[What you have to do] Copy each of the following items line by line, keeping every character as it is.

[Given data]
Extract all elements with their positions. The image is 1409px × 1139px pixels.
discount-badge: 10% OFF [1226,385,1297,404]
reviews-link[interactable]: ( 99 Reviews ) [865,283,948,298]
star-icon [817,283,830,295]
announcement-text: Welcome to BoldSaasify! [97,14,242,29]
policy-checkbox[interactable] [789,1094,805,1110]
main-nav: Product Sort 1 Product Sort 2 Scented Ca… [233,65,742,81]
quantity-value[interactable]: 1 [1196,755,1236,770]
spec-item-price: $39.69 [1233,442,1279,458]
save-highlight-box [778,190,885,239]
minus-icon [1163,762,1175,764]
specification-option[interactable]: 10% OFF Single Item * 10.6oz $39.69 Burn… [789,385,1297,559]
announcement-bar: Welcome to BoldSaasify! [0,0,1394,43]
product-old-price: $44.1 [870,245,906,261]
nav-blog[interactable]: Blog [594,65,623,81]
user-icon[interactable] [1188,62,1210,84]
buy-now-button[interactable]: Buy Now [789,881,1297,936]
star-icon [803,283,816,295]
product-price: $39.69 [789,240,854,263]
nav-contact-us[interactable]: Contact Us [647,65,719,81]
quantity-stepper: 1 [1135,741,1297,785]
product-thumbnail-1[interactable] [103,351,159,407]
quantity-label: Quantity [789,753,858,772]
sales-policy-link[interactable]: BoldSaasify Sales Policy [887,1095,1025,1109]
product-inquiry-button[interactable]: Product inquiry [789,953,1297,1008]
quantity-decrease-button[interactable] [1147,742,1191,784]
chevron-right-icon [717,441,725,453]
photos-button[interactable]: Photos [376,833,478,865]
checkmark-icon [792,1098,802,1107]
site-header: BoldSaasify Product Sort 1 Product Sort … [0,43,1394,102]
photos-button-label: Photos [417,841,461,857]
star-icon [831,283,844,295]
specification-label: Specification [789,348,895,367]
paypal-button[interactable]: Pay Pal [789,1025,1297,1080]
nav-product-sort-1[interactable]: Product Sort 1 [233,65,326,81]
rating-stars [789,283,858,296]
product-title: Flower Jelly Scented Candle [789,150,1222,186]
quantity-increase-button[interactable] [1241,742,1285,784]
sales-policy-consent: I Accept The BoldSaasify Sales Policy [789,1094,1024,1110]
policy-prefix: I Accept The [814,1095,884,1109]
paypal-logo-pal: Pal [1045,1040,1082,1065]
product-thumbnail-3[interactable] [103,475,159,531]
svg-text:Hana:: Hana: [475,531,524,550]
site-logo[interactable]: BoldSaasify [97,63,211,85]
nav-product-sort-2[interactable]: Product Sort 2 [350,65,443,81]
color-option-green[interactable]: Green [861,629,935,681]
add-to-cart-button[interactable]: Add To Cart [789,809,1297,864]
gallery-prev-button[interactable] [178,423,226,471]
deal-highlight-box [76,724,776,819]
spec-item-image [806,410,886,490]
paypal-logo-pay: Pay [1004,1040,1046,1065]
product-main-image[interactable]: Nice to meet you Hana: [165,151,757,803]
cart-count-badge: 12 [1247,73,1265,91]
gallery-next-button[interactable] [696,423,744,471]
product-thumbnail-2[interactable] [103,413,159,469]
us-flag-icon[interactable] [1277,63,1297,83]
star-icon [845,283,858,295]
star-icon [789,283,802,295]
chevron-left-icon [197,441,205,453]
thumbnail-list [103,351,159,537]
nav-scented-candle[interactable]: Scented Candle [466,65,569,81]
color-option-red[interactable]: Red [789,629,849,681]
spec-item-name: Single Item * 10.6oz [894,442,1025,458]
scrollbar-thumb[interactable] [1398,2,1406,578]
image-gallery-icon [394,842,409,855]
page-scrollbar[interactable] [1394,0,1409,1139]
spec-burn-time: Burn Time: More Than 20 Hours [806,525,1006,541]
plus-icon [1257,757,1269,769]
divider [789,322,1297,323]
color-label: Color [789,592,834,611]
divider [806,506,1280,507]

[Solution]
Extract all elements with their positions. The image is 1409px × 1139px pixels.
discount-badge: 10% OFF [1226,385,1297,404]
reviews-link[interactable]: ( 99 Reviews ) [865,283,948,298]
star-icon [817,283,830,295]
announcement-text: Welcome to BoldSaasify! [97,14,242,29]
policy-checkbox[interactable] [789,1094,805,1110]
main-nav: Product Sort 1 Product Sort 2 Scented Ca… [233,65,742,81]
quantity-value[interactable]: 1 [1196,755,1236,770]
spec-item-price: $39.69 [1233,442,1279,458]
save-highlight-box [778,190,885,239]
minus-icon [1163,762,1175,764]
specification-option[interactable]: 10% OFF Single Item * 10.6oz $39.69 Burn… [789,385,1297,559]
announcement-bar: Welcome to BoldSaasify! [0,0,1394,43]
product-old-price: $44.1 [870,245,906,261]
nav-blog[interactable]: Blog [594,65,623,81]
user-icon[interactable] [1188,62,1210,84]
buy-now-button[interactable]: Buy Now [789,881,1297,936]
star-icon [803,283,816,295]
product-price: $39.69 [789,240,854,263]
nav-contact-us[interactable]: Contact Us [647,65,719,81]
quantity-stepper: 1 [1135,741,1297,785]
product-thumbnail-1[interactable] [103,351,159,407]
quantity-label: Quantity [789,753,858,772]
sales-policy-link[interactable]: BoldSaasify Sales Policy [887,1095,1025,1109]
product-inquiry-button[interactable]: Product inquiry [789,953,1297,1008]
quantity-decrease-button[interactable] [1147,742,1191,784]
chevron-right-icon [717,441,725,453]
photos-button[interactable]: Photos [376,833,478,865]
checkmark-icon [792,1098,802,1107]
site-header: BoldSaasify Product Sort 1 Product Sort … [0,43,1394,102]
photos-button-label: Photos [417,841,461,857]
star-icon [831,283,844,295]
specification-label: Specification [789,348,895,367]
paypal-button[interactable]: Pay Pal [789,1025,1297,1080]
nav-product-sort-1[interactable]: Product Sort 1 [233,65,326,81]
rating-stars [789,283,858,296]
product-title: Flower Jelly Scented Candle [789,150,1222,186]
quantity-increase-button[interactable] [1241,742,1285,784]
sales-policy-consent: I Accept The BoldSaasify Sales Policy [789,1094,1024,1110]
policy-prefix: I Accept The [814,1095,884,1109]
paypal-logo-pal: Pal [1045,1040,1082,1065]
product-thumbnail-3[interactable] [103,475,159,531]
svg-text:Hana:: Hana: [475,531,524,550]
site-logo[interactable]: BoldSaasify [97,63,211,85]
nav-product-sort-2[interactable]: Product Sort 2 [350,65,443,81]
color-option-green[interactable]: Green [861,629,935,681]
add-to-cart-button[interactable]: Add To Cart [789,809,1297,864]
gallery-prev-button[interactable] [178,423,226,471]
deal-highlight-box [76,724,776,819]
spec-item-image [806,410,886,490]
paypal-logo-pay: Pay [1004,1040,1046,1065]
product-main-image[interactable]: Nice to meet you Hana: [165,151,757,803]
cart-count-badge: 12 [1247,73,1265,91]
gallery-next-button[interactable] [696,423,744,471]
product-thumbnail-2[interactable] [103,413,159,469]
us-flag-icon[interactable] [1277,63,1297,83]
star-icon [845,283,858,295]
star-icon [789,283,802,295]
chevron-left-icon [197,441,205,453]
thumbnail-list [103,351,159,537]
nav-scented-candle[interactable]: Scented Candle [466,65,569,81]
color-option-red[interactable]: Red [789,629,849,681]
spec-item-name: Single Item * 10.6oz [894,442,1025,458]
scrollbar-thumb[interactable] [1398,2,1406,578]
image-gallery-icon [394,842,409,855]
page-scrollbar[interactable] [1394,0,1409,1139]
spec-burn-time: Burn Time: More Than 20 Hours [806,525,1006,541]
plus-icon [1257,757,1269,769]
divider [789,322,1297,323]
color-label: Color [789,592,834,611]
divider [806,506,1280,507]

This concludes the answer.